## WORK TO DO
From the entries below, copy every line where the string "subjektas" appears.

## RECORDS PROVIDED

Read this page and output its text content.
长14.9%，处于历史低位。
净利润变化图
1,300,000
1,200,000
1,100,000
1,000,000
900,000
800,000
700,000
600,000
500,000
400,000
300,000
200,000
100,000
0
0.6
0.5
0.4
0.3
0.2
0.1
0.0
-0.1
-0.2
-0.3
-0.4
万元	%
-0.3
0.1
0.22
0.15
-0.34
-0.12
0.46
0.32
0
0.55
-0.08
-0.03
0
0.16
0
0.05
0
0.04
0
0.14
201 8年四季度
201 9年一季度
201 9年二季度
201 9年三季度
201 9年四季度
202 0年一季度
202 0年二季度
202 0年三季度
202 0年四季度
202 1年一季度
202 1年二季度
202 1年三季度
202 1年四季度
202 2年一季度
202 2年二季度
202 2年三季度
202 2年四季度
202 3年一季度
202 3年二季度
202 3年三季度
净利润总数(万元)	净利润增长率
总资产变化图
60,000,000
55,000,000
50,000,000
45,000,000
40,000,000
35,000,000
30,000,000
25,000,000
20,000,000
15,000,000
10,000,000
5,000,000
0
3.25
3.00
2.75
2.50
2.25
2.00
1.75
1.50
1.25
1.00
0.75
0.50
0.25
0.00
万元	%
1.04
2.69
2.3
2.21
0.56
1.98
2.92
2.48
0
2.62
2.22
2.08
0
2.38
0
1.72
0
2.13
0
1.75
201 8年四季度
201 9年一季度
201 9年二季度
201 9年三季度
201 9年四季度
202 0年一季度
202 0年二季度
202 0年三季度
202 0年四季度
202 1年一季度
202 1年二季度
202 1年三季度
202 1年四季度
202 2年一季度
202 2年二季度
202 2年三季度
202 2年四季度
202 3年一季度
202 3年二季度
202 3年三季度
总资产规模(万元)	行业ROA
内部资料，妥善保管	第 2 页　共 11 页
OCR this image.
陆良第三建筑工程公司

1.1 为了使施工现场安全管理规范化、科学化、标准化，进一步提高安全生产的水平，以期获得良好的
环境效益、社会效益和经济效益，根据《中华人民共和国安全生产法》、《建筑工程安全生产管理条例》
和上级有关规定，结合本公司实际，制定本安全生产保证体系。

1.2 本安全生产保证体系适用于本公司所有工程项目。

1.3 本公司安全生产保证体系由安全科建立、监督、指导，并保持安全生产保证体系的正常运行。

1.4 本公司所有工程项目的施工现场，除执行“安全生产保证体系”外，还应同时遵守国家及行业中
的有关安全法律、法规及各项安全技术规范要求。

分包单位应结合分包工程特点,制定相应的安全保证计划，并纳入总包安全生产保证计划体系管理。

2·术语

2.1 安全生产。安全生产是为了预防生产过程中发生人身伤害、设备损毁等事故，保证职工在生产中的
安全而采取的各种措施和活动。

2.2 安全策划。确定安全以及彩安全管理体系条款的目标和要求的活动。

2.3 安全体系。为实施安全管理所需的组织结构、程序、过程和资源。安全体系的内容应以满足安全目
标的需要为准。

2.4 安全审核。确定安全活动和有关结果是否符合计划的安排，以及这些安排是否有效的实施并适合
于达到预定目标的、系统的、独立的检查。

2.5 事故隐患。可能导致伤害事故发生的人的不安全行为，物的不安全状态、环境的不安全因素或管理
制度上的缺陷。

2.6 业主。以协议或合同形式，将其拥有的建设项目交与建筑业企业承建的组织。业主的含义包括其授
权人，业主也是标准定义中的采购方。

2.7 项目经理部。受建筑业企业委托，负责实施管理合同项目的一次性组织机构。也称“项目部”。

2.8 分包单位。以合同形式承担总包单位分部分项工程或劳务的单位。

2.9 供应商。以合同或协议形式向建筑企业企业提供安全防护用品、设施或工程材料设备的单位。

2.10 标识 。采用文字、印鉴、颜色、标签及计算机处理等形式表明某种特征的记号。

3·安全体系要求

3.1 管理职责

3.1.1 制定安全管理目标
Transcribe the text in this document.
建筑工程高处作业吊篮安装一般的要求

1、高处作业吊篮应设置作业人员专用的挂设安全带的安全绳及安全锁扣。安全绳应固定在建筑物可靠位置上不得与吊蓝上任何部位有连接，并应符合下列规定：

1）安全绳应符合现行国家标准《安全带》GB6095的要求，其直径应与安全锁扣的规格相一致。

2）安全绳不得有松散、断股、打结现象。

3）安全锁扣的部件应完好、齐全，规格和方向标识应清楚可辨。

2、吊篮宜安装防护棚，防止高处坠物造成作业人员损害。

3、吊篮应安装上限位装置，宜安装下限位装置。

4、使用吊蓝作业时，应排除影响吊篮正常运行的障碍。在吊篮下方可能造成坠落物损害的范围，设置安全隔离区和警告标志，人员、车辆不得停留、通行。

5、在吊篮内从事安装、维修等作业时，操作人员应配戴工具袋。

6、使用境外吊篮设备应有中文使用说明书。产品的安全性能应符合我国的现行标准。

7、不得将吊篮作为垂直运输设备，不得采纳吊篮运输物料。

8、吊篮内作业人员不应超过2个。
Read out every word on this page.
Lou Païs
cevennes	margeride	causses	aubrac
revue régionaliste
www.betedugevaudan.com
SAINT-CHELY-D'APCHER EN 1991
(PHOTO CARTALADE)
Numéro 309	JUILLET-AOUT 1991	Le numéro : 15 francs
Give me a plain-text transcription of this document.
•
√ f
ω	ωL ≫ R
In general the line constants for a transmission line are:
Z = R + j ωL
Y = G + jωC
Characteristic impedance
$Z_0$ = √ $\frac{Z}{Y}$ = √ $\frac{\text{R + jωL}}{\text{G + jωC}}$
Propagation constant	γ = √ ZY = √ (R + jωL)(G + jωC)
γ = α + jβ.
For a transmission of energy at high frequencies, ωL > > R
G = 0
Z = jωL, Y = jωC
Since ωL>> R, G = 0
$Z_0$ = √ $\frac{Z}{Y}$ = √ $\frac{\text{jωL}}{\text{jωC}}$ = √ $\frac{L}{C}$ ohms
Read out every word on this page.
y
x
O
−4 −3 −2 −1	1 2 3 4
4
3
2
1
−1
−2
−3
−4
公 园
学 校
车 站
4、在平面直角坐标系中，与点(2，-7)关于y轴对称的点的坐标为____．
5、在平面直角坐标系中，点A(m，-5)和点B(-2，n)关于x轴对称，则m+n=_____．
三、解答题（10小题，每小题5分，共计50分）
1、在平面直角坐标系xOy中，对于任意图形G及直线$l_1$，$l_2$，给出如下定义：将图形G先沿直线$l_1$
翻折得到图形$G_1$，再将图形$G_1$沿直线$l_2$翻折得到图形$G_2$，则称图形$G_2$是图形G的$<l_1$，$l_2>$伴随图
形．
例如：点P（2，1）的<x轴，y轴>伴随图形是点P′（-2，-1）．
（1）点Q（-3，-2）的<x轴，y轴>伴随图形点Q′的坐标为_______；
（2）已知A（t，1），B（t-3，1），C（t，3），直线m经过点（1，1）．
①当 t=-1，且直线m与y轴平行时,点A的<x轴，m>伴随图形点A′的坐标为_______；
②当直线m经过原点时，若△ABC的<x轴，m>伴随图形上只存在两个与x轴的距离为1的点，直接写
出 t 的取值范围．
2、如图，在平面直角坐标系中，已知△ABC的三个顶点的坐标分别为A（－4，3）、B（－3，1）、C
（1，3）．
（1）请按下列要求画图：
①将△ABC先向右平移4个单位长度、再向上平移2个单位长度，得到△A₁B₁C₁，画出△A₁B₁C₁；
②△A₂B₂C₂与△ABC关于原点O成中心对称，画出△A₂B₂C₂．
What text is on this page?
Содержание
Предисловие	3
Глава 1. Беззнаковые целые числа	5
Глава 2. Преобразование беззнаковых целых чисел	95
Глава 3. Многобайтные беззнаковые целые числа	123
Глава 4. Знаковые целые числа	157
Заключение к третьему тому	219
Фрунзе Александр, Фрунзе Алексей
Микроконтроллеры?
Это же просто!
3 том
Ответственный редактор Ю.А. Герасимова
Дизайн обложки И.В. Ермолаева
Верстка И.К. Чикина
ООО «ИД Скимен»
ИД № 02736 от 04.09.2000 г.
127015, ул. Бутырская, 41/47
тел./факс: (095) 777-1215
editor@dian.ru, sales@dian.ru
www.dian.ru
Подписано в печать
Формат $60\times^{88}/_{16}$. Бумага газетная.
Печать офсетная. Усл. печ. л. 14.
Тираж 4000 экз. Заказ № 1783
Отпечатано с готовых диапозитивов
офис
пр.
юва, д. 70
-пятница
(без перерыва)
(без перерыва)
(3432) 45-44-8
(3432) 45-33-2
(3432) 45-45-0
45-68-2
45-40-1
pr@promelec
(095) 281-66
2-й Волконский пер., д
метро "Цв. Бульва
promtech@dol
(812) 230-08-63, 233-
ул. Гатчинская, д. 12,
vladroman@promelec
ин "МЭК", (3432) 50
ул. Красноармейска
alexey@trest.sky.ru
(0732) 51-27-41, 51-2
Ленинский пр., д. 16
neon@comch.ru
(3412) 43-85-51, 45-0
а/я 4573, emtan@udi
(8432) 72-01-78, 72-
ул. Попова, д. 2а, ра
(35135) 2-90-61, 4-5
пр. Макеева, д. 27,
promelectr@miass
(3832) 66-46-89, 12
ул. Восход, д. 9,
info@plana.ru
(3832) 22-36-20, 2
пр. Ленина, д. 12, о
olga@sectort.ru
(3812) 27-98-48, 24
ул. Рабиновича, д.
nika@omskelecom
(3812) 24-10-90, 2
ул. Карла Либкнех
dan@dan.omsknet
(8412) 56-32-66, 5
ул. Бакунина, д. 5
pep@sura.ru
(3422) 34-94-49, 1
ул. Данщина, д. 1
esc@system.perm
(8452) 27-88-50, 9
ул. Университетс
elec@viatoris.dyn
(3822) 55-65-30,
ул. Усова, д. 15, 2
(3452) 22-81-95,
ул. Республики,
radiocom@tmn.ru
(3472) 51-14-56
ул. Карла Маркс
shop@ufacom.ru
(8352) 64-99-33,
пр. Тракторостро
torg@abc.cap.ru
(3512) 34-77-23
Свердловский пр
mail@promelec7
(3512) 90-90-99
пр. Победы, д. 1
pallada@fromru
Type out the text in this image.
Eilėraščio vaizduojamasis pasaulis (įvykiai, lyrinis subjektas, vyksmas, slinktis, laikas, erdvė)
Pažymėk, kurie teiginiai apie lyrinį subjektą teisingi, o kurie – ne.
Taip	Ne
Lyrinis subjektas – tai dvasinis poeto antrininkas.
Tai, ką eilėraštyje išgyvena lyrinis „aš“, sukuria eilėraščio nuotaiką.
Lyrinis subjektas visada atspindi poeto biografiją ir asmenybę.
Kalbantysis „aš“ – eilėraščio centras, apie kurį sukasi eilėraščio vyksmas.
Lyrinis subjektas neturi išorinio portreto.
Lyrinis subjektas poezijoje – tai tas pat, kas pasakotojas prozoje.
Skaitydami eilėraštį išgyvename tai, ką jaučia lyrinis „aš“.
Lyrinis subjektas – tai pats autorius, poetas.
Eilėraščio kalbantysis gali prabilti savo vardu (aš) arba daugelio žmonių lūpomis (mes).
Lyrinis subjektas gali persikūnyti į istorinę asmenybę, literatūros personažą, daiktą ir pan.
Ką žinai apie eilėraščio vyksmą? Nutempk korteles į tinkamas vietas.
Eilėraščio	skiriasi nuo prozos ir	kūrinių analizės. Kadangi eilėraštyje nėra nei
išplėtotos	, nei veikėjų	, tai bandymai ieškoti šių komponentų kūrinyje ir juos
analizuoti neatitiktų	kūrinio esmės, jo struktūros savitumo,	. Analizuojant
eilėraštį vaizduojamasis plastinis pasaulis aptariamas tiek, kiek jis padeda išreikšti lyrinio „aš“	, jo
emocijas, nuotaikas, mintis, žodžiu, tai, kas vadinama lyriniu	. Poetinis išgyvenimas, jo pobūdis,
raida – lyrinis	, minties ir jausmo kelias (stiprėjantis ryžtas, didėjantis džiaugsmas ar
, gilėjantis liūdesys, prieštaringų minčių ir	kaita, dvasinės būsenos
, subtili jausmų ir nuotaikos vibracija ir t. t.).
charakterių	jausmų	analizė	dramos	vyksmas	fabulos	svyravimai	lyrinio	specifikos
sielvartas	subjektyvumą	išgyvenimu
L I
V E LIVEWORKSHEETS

## FULL OUTPUT
Eilėraščio vaizduojamasis pasaulis (įvykiai, lyrinis subjektas, vyksmas, slinktis, laikas, erdvė)
Lyrinis subjektas – tai dvasinis poeto antrininkas.
Lyrinis subjektas visada atspindi poeto biografiją ir asmenybę.
Lyrinis subjektas neturi išorinio portreto.
Lyrinis subjektas poezijoje – tai tas pat, kas pasakotojas prozoje.
Lyrinis subjektas – tai pats autorius, poetas.
Lyrinis subjektas gali persikūnyti į istorinę asmenybę, literatūros personažą, daiktą ir pan.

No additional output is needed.